### Stated task
From the listing below, copy every line with the word "Столбы".

### Records to use

○ ○ ○

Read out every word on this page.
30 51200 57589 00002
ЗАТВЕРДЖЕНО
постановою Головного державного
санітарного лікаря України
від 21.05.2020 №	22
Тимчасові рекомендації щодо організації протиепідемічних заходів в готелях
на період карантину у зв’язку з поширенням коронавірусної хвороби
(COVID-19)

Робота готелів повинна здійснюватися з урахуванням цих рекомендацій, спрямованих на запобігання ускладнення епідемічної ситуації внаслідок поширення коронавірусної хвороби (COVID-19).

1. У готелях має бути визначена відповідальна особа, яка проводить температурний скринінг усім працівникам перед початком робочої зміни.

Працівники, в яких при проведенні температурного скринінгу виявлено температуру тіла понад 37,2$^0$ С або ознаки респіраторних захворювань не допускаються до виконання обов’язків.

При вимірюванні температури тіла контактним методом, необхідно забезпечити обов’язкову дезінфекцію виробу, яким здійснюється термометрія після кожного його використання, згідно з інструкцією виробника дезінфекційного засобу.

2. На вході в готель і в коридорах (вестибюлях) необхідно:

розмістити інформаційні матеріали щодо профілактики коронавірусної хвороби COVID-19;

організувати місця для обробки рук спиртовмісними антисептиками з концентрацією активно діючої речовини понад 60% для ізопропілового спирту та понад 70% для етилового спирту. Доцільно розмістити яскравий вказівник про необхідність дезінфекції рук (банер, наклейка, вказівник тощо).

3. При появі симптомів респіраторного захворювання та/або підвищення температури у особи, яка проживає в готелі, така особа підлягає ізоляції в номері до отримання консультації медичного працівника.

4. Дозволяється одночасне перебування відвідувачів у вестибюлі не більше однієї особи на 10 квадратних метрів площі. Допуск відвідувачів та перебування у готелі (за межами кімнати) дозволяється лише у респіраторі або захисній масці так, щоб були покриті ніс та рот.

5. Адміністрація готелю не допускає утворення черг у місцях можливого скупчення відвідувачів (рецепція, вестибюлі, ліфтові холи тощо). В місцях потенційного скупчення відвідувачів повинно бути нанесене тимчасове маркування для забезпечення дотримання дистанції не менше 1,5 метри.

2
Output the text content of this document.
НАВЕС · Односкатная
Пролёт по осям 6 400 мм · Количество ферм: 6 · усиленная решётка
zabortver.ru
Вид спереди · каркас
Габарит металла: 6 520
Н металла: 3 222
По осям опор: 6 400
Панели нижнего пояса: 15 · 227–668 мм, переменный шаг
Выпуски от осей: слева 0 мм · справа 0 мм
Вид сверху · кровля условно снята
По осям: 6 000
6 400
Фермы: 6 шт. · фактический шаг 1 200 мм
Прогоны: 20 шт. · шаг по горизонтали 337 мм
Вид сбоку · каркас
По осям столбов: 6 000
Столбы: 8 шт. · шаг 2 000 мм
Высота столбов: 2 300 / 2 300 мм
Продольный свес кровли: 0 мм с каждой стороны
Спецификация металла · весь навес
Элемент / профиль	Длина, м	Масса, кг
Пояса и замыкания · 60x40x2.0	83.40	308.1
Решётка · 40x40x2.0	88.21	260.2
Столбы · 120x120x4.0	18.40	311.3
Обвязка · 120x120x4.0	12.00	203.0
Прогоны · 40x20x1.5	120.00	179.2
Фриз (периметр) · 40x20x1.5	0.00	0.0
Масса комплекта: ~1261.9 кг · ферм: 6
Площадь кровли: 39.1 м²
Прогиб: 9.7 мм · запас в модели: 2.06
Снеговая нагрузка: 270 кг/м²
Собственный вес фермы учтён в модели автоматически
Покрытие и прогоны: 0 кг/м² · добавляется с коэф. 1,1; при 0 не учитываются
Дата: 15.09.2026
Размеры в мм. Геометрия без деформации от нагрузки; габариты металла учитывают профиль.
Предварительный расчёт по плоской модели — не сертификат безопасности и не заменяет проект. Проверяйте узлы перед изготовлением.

○ ○ ○

### The result
Столбы: 8 шт. · шаг 2 000 мм
Столбы · 120x120x4.0	18.40	311.3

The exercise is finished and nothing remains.